_Prompt:_ Pick out each line in these entries that contains the string "NaHCO₃".

_Records for this task:_
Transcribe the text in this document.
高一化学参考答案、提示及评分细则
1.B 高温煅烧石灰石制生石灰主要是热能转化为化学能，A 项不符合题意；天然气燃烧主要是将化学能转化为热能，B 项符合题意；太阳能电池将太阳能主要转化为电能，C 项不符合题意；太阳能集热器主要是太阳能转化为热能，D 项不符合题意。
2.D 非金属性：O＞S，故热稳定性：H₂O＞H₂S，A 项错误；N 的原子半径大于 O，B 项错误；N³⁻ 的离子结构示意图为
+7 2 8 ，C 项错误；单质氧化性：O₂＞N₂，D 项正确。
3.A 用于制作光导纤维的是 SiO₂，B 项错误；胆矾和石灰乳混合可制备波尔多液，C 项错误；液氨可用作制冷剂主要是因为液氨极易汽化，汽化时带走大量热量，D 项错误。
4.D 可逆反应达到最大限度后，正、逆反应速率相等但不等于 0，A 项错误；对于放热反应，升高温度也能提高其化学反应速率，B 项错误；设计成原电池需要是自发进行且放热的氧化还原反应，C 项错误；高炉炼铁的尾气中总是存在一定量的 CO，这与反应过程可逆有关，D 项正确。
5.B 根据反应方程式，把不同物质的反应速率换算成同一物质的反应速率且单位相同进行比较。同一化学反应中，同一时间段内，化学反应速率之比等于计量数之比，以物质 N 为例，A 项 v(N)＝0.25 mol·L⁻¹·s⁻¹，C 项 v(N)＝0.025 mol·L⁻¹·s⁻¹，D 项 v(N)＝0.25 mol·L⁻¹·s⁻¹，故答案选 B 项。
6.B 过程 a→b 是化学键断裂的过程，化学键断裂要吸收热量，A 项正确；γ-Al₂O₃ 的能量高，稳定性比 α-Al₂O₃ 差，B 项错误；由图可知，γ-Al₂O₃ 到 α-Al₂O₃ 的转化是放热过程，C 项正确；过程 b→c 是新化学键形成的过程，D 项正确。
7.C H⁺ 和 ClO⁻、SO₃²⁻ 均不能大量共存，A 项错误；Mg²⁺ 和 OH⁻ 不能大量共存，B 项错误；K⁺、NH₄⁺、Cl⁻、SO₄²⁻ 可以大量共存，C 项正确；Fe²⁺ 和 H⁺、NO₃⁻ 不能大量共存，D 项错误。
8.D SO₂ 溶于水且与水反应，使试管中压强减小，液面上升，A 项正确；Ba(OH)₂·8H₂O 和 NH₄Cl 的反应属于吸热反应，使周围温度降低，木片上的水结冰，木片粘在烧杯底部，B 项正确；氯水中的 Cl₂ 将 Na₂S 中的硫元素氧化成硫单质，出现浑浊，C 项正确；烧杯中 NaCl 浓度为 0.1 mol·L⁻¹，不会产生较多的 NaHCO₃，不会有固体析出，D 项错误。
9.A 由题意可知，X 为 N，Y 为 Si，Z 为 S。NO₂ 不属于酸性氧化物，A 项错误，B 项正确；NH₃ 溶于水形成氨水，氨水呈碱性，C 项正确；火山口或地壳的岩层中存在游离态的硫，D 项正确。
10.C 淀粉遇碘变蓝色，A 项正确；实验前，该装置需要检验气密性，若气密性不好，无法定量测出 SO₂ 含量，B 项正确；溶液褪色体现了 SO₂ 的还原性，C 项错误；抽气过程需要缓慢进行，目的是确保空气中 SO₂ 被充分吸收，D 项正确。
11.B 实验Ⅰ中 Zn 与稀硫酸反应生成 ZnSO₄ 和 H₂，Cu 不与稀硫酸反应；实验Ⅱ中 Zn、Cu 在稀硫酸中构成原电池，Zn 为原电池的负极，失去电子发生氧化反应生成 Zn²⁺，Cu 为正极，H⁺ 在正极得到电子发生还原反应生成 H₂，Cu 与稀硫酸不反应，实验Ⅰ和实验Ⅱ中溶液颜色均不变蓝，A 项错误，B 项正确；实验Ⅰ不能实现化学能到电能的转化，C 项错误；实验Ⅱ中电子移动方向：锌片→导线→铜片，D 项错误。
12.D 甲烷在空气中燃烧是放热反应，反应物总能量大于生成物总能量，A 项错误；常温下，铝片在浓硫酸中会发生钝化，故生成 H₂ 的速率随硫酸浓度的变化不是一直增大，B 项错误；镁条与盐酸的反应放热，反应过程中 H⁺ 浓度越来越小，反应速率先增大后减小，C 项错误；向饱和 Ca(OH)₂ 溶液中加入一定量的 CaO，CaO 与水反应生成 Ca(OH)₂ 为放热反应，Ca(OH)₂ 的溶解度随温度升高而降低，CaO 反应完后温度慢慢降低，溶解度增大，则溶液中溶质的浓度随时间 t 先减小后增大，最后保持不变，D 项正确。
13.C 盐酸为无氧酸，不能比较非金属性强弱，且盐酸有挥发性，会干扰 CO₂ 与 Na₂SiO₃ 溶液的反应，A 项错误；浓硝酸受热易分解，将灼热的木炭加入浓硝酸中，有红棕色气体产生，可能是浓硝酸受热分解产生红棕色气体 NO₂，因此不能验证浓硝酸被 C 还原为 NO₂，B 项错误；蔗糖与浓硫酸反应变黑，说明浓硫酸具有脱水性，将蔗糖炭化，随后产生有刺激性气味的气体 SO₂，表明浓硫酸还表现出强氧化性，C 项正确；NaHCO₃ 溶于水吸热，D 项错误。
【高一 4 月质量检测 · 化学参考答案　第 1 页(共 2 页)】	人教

_Solved problem:_
8.D SO₂ 溶于水且与水反应，使试管中压强减小，液面上升，A 项正确；Ba(OH)₂·8H₂O 和 NH₄Cl 的反应属于吸热反应，使周围温度降低，木片上的水结冰，木片粘在烧杯底部，B 项正确；氯水中的 Cl₂ 将 Na₂S 中的硫元素氧化成硫单质，出现浑浊，C 项正确；烧杯中 NaCl 浓度为 0.1 mol·L⁻¹，不会产生较多的 NaHCO₃，不会有固体析出，D 项错误。
13.C 盐酸为无氧酸，不能比较非金属性强弱，且盐酸有挥发性，会干扰 CO₂ 与 Na₂SiO₃ 溶液的反应，A 项错误；浓硝酸受热易分解，将灼热的木炭加入浓硝酸中，有红棕色气体产生，可能是浓硝酸受热分解产生红棕色气体 NO₂，因此不能验证浓硝酸被 C 还原为 NO₂，B 项错误；蔗糖与浓硫酸反应变黑，说明浓硫酸具有脱水性，将蔗糖炭化，随后产生有刺激性气味的气体 SO₂，表明浓硫酸还表现出强氧化性，C 项正确；NaHCO₃ 溶于水吸热，D 项错误。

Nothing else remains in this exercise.